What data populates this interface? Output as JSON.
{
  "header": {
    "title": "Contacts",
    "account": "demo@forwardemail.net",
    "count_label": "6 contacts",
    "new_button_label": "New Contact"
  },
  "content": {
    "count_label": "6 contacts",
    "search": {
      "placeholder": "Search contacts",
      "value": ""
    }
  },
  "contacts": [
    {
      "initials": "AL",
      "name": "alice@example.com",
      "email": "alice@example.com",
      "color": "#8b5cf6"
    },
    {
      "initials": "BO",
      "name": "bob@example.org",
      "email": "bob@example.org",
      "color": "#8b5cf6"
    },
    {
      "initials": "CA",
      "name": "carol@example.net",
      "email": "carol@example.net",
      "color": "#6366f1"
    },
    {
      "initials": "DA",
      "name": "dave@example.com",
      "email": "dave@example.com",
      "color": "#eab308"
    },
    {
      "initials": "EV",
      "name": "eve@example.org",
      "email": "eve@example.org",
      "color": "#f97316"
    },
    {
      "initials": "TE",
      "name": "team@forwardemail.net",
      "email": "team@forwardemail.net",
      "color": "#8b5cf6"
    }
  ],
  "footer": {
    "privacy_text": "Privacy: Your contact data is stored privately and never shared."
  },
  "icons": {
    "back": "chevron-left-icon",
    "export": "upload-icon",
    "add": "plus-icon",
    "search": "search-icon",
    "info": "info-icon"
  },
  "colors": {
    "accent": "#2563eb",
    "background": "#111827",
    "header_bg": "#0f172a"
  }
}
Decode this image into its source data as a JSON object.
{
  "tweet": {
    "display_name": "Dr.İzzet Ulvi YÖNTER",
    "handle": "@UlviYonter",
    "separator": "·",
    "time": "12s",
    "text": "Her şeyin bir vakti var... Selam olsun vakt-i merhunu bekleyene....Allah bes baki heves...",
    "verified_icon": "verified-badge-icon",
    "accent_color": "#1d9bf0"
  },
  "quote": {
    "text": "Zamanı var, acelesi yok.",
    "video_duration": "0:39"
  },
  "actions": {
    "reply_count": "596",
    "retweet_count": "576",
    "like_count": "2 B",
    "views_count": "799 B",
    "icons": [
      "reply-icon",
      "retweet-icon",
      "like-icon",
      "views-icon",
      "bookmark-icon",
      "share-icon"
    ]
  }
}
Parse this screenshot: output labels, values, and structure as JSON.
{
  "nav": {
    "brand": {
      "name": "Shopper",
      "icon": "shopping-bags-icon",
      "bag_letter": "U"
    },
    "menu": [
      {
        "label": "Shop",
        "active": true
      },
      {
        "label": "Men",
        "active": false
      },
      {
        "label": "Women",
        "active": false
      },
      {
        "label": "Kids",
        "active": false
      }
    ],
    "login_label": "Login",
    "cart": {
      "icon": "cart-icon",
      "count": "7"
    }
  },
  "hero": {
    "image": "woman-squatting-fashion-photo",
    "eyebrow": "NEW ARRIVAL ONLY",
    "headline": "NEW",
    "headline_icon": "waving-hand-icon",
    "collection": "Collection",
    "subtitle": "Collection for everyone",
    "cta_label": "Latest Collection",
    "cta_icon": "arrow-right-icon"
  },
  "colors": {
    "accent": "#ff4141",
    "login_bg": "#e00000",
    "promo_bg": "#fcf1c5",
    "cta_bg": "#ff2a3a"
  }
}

*-*-*

From the records above, extract every entry verbatim.

What data populates this interface? Output as JSON.
{
  "header": {
    "title": "Contacts",
    "account": "demo@forwardemail.net",
    "count_label": "6 contacts",
    "new_button_label": "New Contact"
  },
  "content": {
    "count_label": "6 contacts",
    "search": {
      "placeholder": "Search contacts",
      "value": ""
    }
  },
  "contacts": [
    {
      "initials": "AL",
      "name": "alice@example.com",
      "email": "alice@example.com",
      "color": "#8b5cf6"
    },
    {
      "initials": "BO",
      "name": "bob@example.org",
      "email": "bob@example.org",
      "color": "#8b5cf6"
    },
    {
      "initials": "CA",
      "name": "carol@example.net",
      "email": "carol@example.net",
      "color": "#6366f1"
    },
    {
      "initials": "DA",
      "name": "dave@example.com",
      "email": "dave@example.com",
      "color": "#eab308"
    },
    {
      "initials": "EV",
      "name": "eve@example.org",
      "email": "eve@example.org",
      "color": "#f97316"
    },
    {
      "initials": "TE",
      "name": "team@forwardemail.net",
      "email": "team@forwardemail.net",
      "color": "#8b5cf6"
    }
  ],
  "footer": {
    "privacy_text": "Privacy: Your contact data is stored privately and never shared."
  },
  "icons": {
    "back": "chevron-left-icon",
    "export": "upload-icon",
    "add": "plus-icon",
    "search": "search-icon",
    "info": "info-icon"
  },
  "colors": {
    "accent": "#2563eb",
    "background": "#111827",
    "header_bg": "#0f172a"
  }
}
Decode this image into its source data as a JSON object.
{
  "tweet": {
    "display_name": "Dr.İzzet Ulvi YÖNTER",
    "handle": "@UlviYonter",
    "separator": "·",
    "time": "12s",
    "text": "Her şeyin bir vakti var... Selam olsun vakt-i merhunu bekleyene....Allah bes baki heves...",
    "verified_icon": "verified-badge-icon",
    "accent_color": "#1d9bf0"
  },
  "quote": {
    "text": "Zamanı var, acelesi yok.",
    "video_duration": "0:39"
  },
  "actions": {
    "reply_count": "596",
    "retweet_count": "576",
    "like_count": "2 B",
    "views_count": "799 B",
    "icons": [
      "reply-icon",
      "retweet-icon",
      "like-icon",
      "views-icon",
      "bookmark-icon",
      "share-icon"
    ]
  }
}
Parse this screenshot: output labels, values, and structure as JSON.
{
  "nav": {
    "brand": {
      "name": "Shopper",
      "icon": "shopping-bags-icon",
      "bag_letter": "U"
    },
    "menu": [
      {
        "label": "Shop",
        "active": true
      },
      {
        "label": "Men",
        "active": false
      },
      {
        "label": "Women",
        "active": false
      },
      {
        "label": "Kids",
        "active": false
      }
    ],
    "login_label": "Login",
    "cart": {
      "icon": "cart-icon",
      "count": "7"
    }
  },
  "hero": {
    "image": "woman-squatting-fashion-photo",
    "eyebrow": "NEW ARRIVAL ONLY",
    "headline": "NEW",
    "headline_icon": "waving-hand-icon",
    "collection": "Collection",
    "subtitle": "Collection for everyone",
    "cta_label": "Latest Collection",
    "cta_icon": "arrow-right-icon"
  },
  "colors": {
    "accent": "#ff4141",
    "login_bg": "#e00000",
    "promo_bg": "#fcf1c5",
    "cta_bg": "#ff2a3a"
  }
}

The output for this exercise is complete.